THE TASK: Print all the records exactly, please.

[A run of records]
____________________
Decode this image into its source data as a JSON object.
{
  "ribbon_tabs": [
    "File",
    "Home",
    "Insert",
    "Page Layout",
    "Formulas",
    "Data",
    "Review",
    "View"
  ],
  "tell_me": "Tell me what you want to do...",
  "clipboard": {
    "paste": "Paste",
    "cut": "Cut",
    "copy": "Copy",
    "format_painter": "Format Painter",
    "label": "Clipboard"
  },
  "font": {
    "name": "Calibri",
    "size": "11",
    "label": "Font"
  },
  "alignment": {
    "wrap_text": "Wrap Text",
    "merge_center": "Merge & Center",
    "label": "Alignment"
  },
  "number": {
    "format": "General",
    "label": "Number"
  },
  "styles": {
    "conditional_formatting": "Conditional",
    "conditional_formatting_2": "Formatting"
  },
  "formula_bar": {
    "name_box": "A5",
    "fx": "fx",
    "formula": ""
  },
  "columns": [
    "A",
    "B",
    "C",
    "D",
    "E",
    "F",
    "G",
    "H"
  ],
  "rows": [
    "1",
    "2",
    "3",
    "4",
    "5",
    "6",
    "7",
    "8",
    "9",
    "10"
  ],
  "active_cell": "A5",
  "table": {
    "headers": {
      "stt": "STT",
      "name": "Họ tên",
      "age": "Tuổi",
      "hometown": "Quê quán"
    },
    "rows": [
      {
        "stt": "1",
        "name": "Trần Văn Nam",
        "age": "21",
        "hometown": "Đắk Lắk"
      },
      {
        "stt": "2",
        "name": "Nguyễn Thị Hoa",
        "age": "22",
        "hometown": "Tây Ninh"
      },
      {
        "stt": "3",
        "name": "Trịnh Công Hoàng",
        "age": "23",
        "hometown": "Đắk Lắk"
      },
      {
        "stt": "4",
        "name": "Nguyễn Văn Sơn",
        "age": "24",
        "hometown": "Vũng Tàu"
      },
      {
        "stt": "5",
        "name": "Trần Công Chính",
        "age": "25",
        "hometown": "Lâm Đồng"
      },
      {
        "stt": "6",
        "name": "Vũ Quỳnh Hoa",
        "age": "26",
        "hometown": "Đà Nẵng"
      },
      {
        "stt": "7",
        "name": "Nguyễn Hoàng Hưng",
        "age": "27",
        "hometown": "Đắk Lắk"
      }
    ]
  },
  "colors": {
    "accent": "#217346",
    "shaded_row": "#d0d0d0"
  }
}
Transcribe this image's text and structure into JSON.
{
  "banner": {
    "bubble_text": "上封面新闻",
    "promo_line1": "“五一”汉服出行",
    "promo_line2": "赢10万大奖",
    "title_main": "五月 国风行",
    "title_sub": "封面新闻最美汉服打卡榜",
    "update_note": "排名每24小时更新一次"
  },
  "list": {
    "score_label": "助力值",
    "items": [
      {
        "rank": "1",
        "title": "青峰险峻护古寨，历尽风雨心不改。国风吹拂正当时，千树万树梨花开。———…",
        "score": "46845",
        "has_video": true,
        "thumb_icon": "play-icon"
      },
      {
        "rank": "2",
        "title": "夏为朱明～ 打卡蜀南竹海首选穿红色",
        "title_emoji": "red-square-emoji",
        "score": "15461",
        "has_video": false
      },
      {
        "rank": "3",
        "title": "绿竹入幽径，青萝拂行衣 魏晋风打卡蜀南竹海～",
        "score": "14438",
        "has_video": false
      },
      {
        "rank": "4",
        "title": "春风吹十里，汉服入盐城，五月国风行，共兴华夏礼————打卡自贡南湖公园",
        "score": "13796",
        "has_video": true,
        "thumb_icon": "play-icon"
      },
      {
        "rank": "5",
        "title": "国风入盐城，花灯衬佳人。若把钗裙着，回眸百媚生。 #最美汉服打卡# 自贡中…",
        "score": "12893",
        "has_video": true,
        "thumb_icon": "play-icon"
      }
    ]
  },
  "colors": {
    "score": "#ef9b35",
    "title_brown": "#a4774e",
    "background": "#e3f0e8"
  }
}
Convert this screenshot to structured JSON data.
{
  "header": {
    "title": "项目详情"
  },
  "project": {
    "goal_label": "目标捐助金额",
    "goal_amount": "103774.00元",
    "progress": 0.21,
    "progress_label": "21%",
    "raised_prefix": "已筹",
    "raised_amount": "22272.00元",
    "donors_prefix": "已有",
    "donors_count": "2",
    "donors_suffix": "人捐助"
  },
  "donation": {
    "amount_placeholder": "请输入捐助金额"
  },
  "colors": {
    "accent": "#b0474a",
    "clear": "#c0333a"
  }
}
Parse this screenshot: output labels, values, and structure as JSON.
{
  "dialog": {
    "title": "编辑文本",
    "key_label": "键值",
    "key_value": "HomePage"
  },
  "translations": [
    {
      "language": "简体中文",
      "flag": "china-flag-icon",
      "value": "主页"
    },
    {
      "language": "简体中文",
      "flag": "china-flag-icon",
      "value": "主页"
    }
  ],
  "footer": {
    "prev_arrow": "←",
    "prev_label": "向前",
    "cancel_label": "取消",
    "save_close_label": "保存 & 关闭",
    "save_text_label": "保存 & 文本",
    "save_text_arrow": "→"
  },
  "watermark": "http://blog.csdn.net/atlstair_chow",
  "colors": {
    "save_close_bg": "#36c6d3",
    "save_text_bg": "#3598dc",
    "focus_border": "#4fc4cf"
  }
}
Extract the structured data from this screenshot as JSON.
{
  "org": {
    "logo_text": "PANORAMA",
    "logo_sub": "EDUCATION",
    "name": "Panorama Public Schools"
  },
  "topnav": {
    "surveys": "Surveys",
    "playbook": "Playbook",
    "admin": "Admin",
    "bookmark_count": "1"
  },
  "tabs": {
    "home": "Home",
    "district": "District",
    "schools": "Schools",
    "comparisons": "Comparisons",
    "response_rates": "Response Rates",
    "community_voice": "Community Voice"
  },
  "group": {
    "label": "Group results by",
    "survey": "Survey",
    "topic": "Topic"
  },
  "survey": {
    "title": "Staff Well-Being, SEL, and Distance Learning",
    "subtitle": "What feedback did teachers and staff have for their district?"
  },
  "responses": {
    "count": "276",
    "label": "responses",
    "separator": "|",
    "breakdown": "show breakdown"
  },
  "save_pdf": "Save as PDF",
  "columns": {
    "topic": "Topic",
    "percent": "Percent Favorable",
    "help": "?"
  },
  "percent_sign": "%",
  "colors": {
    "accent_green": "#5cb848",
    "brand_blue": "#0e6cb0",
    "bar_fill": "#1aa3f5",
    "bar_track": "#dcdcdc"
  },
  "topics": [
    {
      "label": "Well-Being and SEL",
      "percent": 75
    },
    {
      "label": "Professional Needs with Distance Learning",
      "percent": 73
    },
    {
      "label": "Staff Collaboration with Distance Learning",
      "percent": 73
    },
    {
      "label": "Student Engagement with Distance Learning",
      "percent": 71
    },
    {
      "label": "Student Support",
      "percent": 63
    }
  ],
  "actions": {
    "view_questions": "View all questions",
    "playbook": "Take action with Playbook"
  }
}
____________________
SOLVED EXERCISE:
Decode this image into its source data as a JSON object.
{
  "ribbon_tabs": [
    "File",
    "Home",
    "Insert",
    "Page Layout",
    "Formulas",
    "Data",
    "Review",
    "View"
  ],
  "tell_me": "Tell me what you want to do...",
  "clipboard": {
    "paste": "Paste",
    "cut": "Cut",
    "copy": "Copy",
    "format_painter": "Format Painter",
    "label": "Clipboard"
  },
  "font": {
    "name": "Calibri",
    "size": "11",
    "label": "Font"
  },
  "alignment": {
    "wrap_text": "Wrap Text",
    "merge_center": "Merge & Center",
    "label": "Alignment"
  },
  "number": {
    "format": "General",
    "label": "Number"
  },
  "styles": {
    "conditional_formatting": "Conditional",
    "conditional_formatting_2": "Formatting"
  },
  "formula_bar": {
    "name_box": "A5",
    "fx": "fx",
    "formula": ""
  },
  "columns": [
    "A",
    "B",
    "C",
    "D",
    "E",
    "F",
    "G",
    "H"
  ],
  "rows": [
    "1",
    "2",
    "3",
    "4",
    "5",
    "6",
    "7",
    "8",
    "9",
    "10"
  ],
  "active_cell": "A5",
  "table": {
    "headers": {
      "stt": "STT",
      "name": "Họ tên",
      "age": "Tuổi",
      "hometown": "Quê quán"
    },
    "rows": [
      {
        "stt": "1",
        "name": "Trần Văn Nam",
        "age": "21",
        "hometown": "Đắk Lắk"
      },
      {
        "stt": "2",
        "name": "Nguyễn Thị Hoa",
        "age": "22",
        "hometown": "Tây Ninh"
      },
      {
        "stt": "3",
        "name": "Trịnh Công Hoàng",
        "age": "23",
        "hometown": "Đắk Lắk"
      },
      {
        "stt": "4",
        "name": "Nguyễn Văn Sơn",
        "age": "24",
        "hometown": "Vũng Tàu"
      },
      {
        "stt": "5",
        "name": "Trần Công Chính",
        "age": "25",
        "hometown": "Lâm Đồng"
      },
      {
        "stt": "6",
        "name": "Vũ Quỳnh Hoa",
        "age": "26",
        "hometown": "Đà Nẵng"
      },
      {
        "stt": "7",
        "name": "Nguyễn Hoàng Hưng",
        "age": "27",
        "hometown": "Đắk Lắk"
      }
    ]
  },
  "colors": {
    "accent": "#217346",
    "shaded_row": "#d0d0d0"
  }
}
Transcribe this image's text and structure into JSON.
{
  "banner": {
    "bubble_text": "上封面新闻",
    "promo_line1": "“五一”汉服出行",
    "promo_line2": "赢10万大奖",
    "title_main": "五月 国风行",
    "title_sub": "封面新闻最美汉服打卡榜",
    "update_note": "排名每24小时更新一次"
  },
  "list": {
    "score_label": "助力值",
    "items": [
      {
        "rank": "1",
        "title": "青峰险峻护古寨，历尽风雨心不改。国风吹拂正当时，千树万树梨花开。———…",
        "score": "46845",
        "has_video": true,
        "thumb_icon": "play-icon"
      },
      {
        "rank": "2",
        "title": "夏为朱明～ 打卡蜀南竹海首选穿红色",
        "title_emoji": "red-square-emoji",
        "score": "15461",
        "has_video": false
      },
      {
        "rank": "3",
        "title": "绿竹入幽径，青萝拂行衣 魏晋风打卡蜀南竹海～",
        "score": "14438",
        "has_video": false
      },
      {
        "rank": "4",
        "title": "春风吹十里，汉服入盐城，五月国风行，共兴华夏礼————打卡自贡南湖公园",
        "score": "13796",
        "has_video": true,
        "thumb_icon": "play-icon"
      },
      {
        "rank": "5",
        "title": "国风入盐城，花灯衬佳人。若把钗裙着，回眸百媚生。 #最美汉服打卡# 自贡中…",
        "score": "12893",
        "has_video": true,
        "thumb_icon": "play-icon"
      }
    ]
  },
  "colors": {
    "score": "#ef9b35",
    "title_brown": "#a4774e",
    "background": "#e3f0e8"
  }
}
Convert this screenshot to structured JSON data.
{
  "header": {
    "title": "项目详情"
  },
  "project": {
    "goal_label": "目标捐助金额",
    "goal_amount": "103774.00元",
    "progress": 0.21,
    "progress_label": "21%",
    "raised_prefix": "已筹",
    "raised_amount": "22272.00元",
    "donors_prefix": "已有",
    "donors_count": "2",
    "donors_suffix": "人捐助"
  },
  "donation": {
    "amount_placeholder": "请输入捐助金额"
  },
  "colors": {
    "accent": "#b0474a",
    "clear": "#c0333a"
  }
}
Parse this screenshot: output labels, values, and structure as JSON.
{
  "dialog": {
    "title": "编辑文本",
    "key_label": "键值",
    "key_value": "HomePage"
  },
  "translations": [
    {
      "language": "简体中文",
      "flag": "china-flag-icon",
      "value": "主页"
    },
    {
      "language": "简体中文",
      "flag": "china-flag-icon",
      "value": "主页"
    }
  ],
  "footer": {
    "prev_arrow": "←",
    "prev_label": "向前",
    "cancel_label": "取消",
    "save_close_label": "保存 & 关闭",
    "save_text_label": "保存 & 文本",
    "save_text_arrow": "→"
  },
  "watermark": "http://blog.csdn.net/atlstair_chow",
  "colors": {
    "save_close_bg": "#36c6d3",
    "save_text_bg": "#3598dc",
    "focus_border": "#4fc4cf"
  }
}
Extract the structured data from this screenshot as JSON.
{
  "org": {
    "logo_text": "PANORAMA",
    "logo_sub": "EDUCATION",
    "name": "Panorama Public Schools"
  },
  "topnav": {
    "surveys": "Surveys",
    "playbook": "Playbook",
    "admin": "Admin",
    "bookmark_count": "1"
  },
  "tabs": {
    "home": "Home",
    "district": "District",
    "schools": "Schools",
    "comparisons": "Comparisons",
    "response_rates": "Response Rates",
    "community_voice": "Community Voice"
  },
  "group": {
    "label": "Group results by",
    "survey": "Survey",
    "topic": "Topic"
  },
  "survey": {
    "title": "Staff Well-Being, SEL, and Distance Learning",
    "subtitle": "What feedback did teachers and staff have for their district?"
  },
  "responses": {
    "count": "276",
    "label": "responses",
    "separator": "|",
    "breakdown": "show breakdown"
  },
  "save_pdf": "Save as PDF",
  "columns": {
    "topic": "Topic",
    "percent": "Percent Favorable",
    "help": "?"
  },
  "percent_sign": "%",
  "colors": {
    "accent_green": "#5cb848",
    "brand_blue": "#0e6cb0",
    "bar_fill": "#1aa3f5",
    "bar_track": "#dcdcdc"
  },
  "topics": [
    {
      "label": "Well-Being and SEL",
      "percent": 75
    },
    {
      "label": "Professional Needs with Distance Learning",
      "percent": 73
    },
    {
      "label": "Staff Collaboration with Distance Learning",
      "percent": 73
    },
    {
      "label": "Student Engagement with Distance Learning",
      "percent": 71
    },
    {
      "label": "Student Support",
      "percent": 63
    }
  ],
  "actions": {
    "view_questions": "View all questions",
    "playbook": "Take action with Playbook"
  }
}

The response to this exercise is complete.